__What you need to do__. Please copy the records below line for line, without changing anything, and leave out the pictures.

__Data section__.
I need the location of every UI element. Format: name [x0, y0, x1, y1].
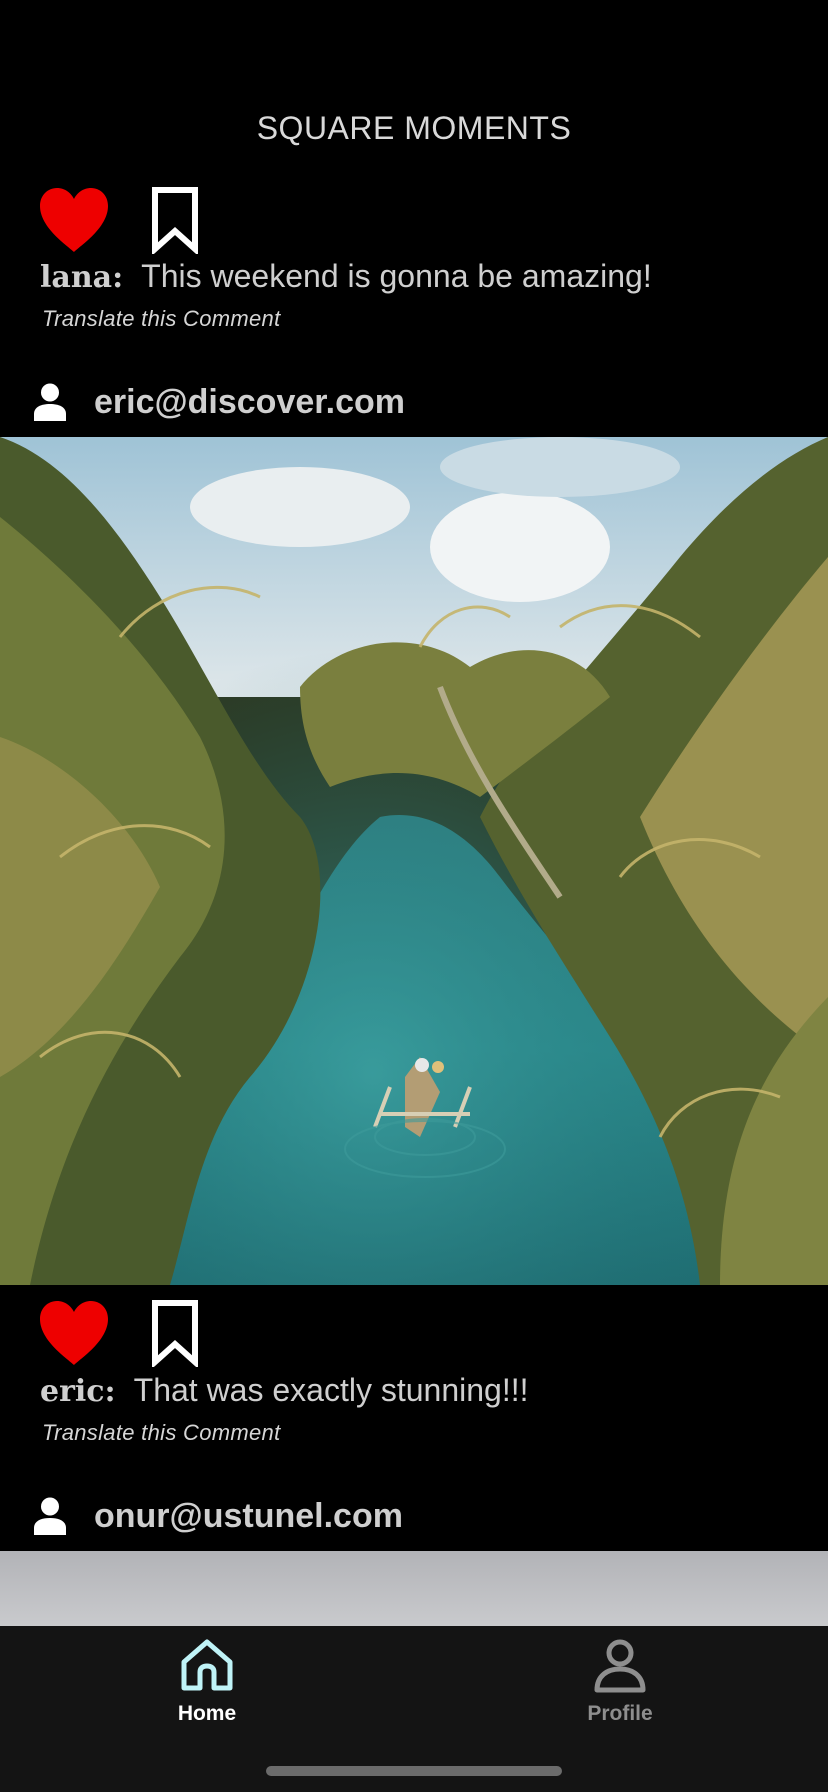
post-actions	[38, 182, 200, 258]
bookmark-icon[interactable]	[150, 1299, 200, 1367]
nav-item-home[interactable]: Home	[127, 1636, 287, 1726]
profile-icon	[594, 1639, 646, 1693]
heart-icon[interactable]	[38, 186, 110, 254]
translate-comment-link[interactable]: Translate this Comment	[42, 306, 281, 332]
nav-label-profile: Profile	[587, 1702, 653, 1725]
home-icon	[181, 1639, 233, 1691]
nav-item-profile[interactable]: Profile	[540, 1636, 700, 1726]
comment-text: That was exactly stunning!!!	[133, 1372, 529, 1408]
translate-comment-link[interactable]: Translate this Comment	[42, 1420, 281, 1446]
app-screen: SQUARE MOMENTS lana: This weekend is gon…	[0, 0, 828, 1792]
app-title: SQUARE MOMENTS	[256, 110, 572, 146]
post-actions	[38, 1295, 200, 1371]
post-author-email[interactable]: eric@discover.com	[94, 383, 405, 422]
heart-icon[interactable]	[38, 1299, 110, 1367]
post-image[interactable]	[0, 1551, 828, 1626]
tropical-river-photo	[0, 437, 828, 1285]
comment: eric: That was exactly stunning!!!	[40, 1372, 529, 1409]
post-image[interactable]	[0, 437, 828, 1285]
post-author-email[interactable]: onur@ustunel.com	[94, 1497, 403, 1536]
comment-username[interactable]: eric:	[40, 1374, 116, 1409]
comment-username[interactable]: lana:	[40, 260, 123, 295]
post-header: onur@ustunel.com	[34, 1492, 403, 1540]
comment-text: This weekend is gonna be amazing!	[141, 258, 652, 294]
post-header: eric@discover.com	[34, 378, 405, 426]
person-icon	[34, 383, 66, 421]
home-indicator[interactable]	[266, 1766, 562, 1776]
bookmark-icon[interactable]	[150, 186, 200, 254]
comment: lana: This weekend is gonna be amazing!	[40, 258, 652, 295]
nav-label-home: Home	[177, 1702, 237, 1725]
person-icon	[34, 1497, 66, 1535]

__Expected answer__.
I need the location of every UI element. Format: name [x0, y0, x1, y1].
post-actions	[38, 182, 200, 258]
bookmark-icon[interactable]	[150, 1299, 200, 1367]
nav-item-home[interactable]: Home	[127, 1636, 287, 1726]
profile-icon	[594, 1639, 646, 1693]
heart-icon[interactable]	[38, 186, 110, 254]
translate-comment-link[interactable]: Translate this Comment	[42, 306, 281, 332]
nav-label-profile: Profile	[587, 1702, 653, 1725]
home-icon	[181, 1639, 233, 1691]
nav-item-profile[interactable]: Profile	[540, 1636, 700, 1726]
comment-text: That was exactly stunning!!!	[133, 1372, 529, 1408]
translate-comment-link[interactable]: Translate this Comment	[42, 1420, 281, 1446]
app-screen: SQUARE MOMENTS lana: This weekend is gon…	[0, 0, 828, 1792]
app-title: SQUARE MOMENTS	[256, 110, 572, 146]
post-actions	[38, 1295, 200, 1371]
post-author-email[interactable]: eric@discover.com	[94, 383, 405, 422]
heart-icon[interactable]	[38, 1299, 110, 1367]
post-image[interactable]	[0, 1551, 828, 1626]
tropical-river-photo	[0, 437, 828, 1285]
comment: eric: That was exactly stunning!!!	[40, 1372, 529, 1409]
post-image[interactable]	[0, 437, 828, 1285]
post-author-email[interactable]: onur@ustunel.com	[94, 1497, 403, 1536]
comment-username[interactable]: eric:	[40, 1374, 116, 1409]
comment-username[interactable]: lana:	[40, 260, 123, 295]
post-header: onur@ustunel.com	[34, 1492, 403, 1540]
comment-text: This weekend is gonna be amazing!	[141, 258, 652, 294]
post-header: eric@discover.com	[34, 378, 405, 426]
person-icon	[34, 383, 66, 421]
home-indicator[interactable]	[266, 1766, 562, 1776]
bookmark-icon[interactable]	[150, 186, 200, 254]
comment: lana: This weekend is gonna be amazing!	[40, 258, 652, 295]
nav-label-home: Home	[177, 1702, 237, 1725]
person-icon	[34, 1497, 66, 1535]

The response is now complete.